▶ [What needs to be done] Copy out each line of the material below with no changes.

▶ [Provided information]
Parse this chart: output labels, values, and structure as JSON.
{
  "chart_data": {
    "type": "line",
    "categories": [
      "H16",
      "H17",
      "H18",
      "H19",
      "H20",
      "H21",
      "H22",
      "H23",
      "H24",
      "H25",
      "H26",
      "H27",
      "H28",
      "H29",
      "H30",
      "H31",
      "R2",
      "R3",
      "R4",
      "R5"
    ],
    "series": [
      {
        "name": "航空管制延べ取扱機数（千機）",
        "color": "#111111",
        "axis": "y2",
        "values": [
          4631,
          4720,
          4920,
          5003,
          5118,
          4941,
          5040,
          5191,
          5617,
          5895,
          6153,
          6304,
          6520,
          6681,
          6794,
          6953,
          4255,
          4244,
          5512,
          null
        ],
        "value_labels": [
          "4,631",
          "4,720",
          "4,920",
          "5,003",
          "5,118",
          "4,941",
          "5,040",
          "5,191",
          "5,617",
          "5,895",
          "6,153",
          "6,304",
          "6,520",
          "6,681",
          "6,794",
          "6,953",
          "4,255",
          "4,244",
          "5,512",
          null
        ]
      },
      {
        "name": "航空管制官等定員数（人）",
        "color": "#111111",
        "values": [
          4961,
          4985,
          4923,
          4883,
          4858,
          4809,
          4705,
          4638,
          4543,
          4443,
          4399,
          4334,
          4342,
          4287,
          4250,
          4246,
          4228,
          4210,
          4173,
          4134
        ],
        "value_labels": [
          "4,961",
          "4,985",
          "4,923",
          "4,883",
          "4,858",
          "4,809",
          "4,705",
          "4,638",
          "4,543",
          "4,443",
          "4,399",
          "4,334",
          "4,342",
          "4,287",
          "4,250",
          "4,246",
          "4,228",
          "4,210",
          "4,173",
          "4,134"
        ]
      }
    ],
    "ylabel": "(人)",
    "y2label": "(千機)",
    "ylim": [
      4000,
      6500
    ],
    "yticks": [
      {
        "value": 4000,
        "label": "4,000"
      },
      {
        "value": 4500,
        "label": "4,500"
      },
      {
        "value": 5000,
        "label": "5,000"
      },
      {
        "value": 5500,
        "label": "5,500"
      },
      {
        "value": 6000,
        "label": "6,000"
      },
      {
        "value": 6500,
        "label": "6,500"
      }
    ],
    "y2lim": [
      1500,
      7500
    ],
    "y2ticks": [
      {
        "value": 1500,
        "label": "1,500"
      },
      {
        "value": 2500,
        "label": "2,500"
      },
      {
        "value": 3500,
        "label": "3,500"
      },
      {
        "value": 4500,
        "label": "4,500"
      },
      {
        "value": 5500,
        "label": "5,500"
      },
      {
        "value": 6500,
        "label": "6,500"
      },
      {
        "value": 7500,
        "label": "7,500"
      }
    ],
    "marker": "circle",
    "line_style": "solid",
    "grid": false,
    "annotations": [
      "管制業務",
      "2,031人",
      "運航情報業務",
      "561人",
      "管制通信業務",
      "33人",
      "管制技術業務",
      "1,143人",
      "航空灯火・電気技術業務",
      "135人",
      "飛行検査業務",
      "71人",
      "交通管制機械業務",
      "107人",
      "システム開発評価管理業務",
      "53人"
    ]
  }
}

▶ [The output]
Parse this chart: output labels, values, and structure as JSON.
{
  "chart_data": {
    "type": "line",
    "categories": [
      "H16",
      "H17",
      "H18",
      "H19",
      "H20",
      "H21",
      "H22",
      "H23",
      "H24",
      "H25",
      "H26",
      "H27",
      "H28",
      "H29",
      "H30",
      "H31",
      "R2",
      "R3",
      "R4",
      "R5"
    ],
    "series": [
      {
        "name": "航空管制延べ取扱機数（千機）",
        "color": "#111111",
        "axis": "y2",
        "values": [
          4631,
          4720,
          4920,
          5003,
          5118,
          4941,
          5040,
          5191,
          5617,
          5895,
          6153,
          6304,
          6520,
          6681,
          6794,
          6953,
          4255,
          4244,
          5512,
          null
        ],
        "value_labels": [
          "4,631",
          "4,720",
          "4,920",
          "5,003",
          "5,118",
          "4,941",
          "5,040",
          "5,191",
          "5,617",
          "5,895",
          "6,153",
          "6,304",
          "6,520",
          "6,681",
          "6,794",
          "6,953",
          "4,255",
          "4,244",
          "5,512",
          null
        ]
      },
      {
        "name": "航空管制官等定員数（人）",
        "color": "#111111",
        "values": [
          4961,
          4985,
          4923,
          4883,
          4858,
          4809,
          4705,
          4638,
          4543,
          4443,
          4399,
          4334,
          4342,
          4287,
          4250,
          4246,
          4228,
          4210,
          4173,
          4134
        ],
        "value_labels": [
          "4,961",
          "4,985",
          "4,923",
          "4,883",
          "4,858",
          "4,809",
          "4,705",
          "4,638",
          "4,543",
          "4,443",
          "4,399",
          "4,334",
          "4,342",
          "4,287",
          "4,250",
          "4,246",
          "4,228",
          "4,210",
          "4,173",
          "4,134"
        ]
      }
    ],
    "ylabel": "(人)",
    "y2label": "(千機)",
    "ylim": [
      4000,
      6500
    ],
    "yticks": [
      {
        "value": 4000,
        "label": "4,000"
      },
      {
        "value": 4500,
        "label": "4,500"
      },
      {
        "value": 5000,
        "label": "5,000"
      },
      {
        "value": 5500,
        "label": "5,500"
      },
      {
        "value": 6000,
        "label": "6,000"
      },
      {
        "value": 6500,
        "label": "6,500"
      }
    ],
    "y2lim": [
      1500,
      7500
    ],
    "y2ticks": [
      {
        "value": 1500,
        "label": "1,500"
      },
      {
        "value": 2500,
        "label": "2,500"
      },
      {
        "value": 3500,
        "label": "3,500"
      },
      {
        "value": 4500,
        "label": "4,500"
      },
      {
        "value": 5500,
        "label": "5,500"
      },
      {
        "value": 6500,
        "label": "6,500"
      },
      {
        "value": 7500,
        "label": "7,500"
      }
    ],
    "marker": "circle",
    "line_style": "solid",
    "grid": false,
    "annotations": [
      "管制業務",
      "2,031人",
      "運航情報業務",
      "561人",
      "管制通信業務",
      "33人",
      "管制技術業務",
      "1,143人",
      "航空灯火・電気技術業務",
      "135人",
      "飛行検査業務",
      "71人",
      "交通管制機械業務",
      "107人",
      "システム開発評価管理業務",
      "53人"
    ]
  }
}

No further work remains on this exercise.